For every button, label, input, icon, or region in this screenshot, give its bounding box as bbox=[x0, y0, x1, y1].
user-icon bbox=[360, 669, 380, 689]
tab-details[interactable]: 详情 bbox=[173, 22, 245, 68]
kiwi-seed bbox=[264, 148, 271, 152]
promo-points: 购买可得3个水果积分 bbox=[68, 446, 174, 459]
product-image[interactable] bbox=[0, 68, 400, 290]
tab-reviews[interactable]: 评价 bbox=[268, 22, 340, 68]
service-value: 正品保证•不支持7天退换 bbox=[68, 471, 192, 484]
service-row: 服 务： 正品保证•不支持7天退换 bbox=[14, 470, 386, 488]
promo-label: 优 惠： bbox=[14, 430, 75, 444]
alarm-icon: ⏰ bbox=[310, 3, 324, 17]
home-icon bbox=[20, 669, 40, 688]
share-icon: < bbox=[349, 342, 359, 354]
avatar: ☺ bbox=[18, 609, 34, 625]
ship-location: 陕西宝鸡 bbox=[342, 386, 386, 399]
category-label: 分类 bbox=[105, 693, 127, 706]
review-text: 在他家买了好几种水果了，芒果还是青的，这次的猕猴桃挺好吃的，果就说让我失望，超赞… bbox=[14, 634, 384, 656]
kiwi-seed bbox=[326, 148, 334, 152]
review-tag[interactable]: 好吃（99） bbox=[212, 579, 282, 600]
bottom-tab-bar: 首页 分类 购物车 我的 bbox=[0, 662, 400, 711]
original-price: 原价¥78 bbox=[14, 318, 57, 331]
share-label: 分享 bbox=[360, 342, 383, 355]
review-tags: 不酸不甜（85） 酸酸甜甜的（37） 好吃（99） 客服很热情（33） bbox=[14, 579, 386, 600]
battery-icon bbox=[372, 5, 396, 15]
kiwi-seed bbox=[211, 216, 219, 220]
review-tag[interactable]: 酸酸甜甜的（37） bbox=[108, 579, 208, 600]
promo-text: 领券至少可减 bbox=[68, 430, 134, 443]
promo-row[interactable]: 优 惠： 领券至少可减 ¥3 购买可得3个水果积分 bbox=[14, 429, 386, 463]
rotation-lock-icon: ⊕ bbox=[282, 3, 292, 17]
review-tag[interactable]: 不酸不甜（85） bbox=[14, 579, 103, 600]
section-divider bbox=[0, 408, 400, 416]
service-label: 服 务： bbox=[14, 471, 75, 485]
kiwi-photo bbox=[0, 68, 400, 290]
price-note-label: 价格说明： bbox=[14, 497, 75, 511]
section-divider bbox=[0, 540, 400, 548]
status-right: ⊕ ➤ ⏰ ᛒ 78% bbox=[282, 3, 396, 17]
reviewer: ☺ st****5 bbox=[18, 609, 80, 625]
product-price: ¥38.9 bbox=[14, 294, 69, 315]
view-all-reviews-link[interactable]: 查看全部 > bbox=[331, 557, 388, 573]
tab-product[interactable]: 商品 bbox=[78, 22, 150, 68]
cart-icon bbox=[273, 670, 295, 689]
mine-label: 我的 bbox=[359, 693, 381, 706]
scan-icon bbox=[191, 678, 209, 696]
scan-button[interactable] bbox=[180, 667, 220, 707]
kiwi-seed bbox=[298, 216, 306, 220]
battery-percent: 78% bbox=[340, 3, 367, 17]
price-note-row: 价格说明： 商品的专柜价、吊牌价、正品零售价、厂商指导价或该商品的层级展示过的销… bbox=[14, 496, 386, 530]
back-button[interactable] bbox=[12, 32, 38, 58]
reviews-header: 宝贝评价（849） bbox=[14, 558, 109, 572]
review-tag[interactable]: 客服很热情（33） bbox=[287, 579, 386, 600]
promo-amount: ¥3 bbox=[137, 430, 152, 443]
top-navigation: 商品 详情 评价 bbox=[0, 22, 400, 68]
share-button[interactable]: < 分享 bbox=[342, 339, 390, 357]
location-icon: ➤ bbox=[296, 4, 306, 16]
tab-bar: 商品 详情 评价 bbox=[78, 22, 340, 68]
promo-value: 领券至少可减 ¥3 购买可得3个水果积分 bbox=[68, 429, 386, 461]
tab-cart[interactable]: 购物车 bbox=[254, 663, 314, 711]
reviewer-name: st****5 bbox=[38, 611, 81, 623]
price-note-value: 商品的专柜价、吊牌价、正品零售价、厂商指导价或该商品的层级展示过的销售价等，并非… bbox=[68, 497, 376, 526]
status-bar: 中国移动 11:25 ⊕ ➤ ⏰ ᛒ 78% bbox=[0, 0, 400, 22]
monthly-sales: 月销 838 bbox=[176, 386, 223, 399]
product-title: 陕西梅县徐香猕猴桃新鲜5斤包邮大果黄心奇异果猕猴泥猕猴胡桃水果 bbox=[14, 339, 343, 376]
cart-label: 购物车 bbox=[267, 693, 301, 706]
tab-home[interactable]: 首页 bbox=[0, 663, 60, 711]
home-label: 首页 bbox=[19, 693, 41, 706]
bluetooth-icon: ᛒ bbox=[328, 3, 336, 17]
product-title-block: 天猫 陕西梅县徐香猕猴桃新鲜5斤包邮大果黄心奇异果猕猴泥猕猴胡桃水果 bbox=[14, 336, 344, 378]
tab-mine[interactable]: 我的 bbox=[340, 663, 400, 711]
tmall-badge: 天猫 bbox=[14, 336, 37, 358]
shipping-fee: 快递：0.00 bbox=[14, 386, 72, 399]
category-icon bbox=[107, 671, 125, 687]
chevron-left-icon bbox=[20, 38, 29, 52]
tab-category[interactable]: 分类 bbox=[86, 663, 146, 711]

• REQUIRED WORK: Copy the records without any changes, starting from the first line and continuing up to and including the line with "home-icon bbox=[20, 669, 40, 688]".

• PROBLEM SOLUTION:
For every button, label, input, icon, or region in this screenshot, give its bounding box as bbox=[x0, y0, x1, y1].
user-icon bbox=[360, 669, 380, 689]
tab-details[interactable]: 详情 bbox=[173, 22, 245, 68]
kiwi-seed bbox=[264, 148, 271, 152]
promo-points: 购买可得3个水果积分 bbox=[68, 446, 174, 459]
product-image[interactable] bbox=[0, 68, 400, 290]
tab-reviews[interactable]: 评价 bbox=[268, 22, 340, 68]
service-value: 正品保证•不支持7天退换 bbox=[68, 471, 192, 484]
service-row: 服 务： 正品保证•不支持7天退换 bbox=[14, 470, 386, 488]
promo-label: 优 惠： bbox=[14, 430, 75, 444]
alarm-icon: ⏰ bbox=[310, 3, 324, 17]
home-icon bbox=[20, 669, 40, 688]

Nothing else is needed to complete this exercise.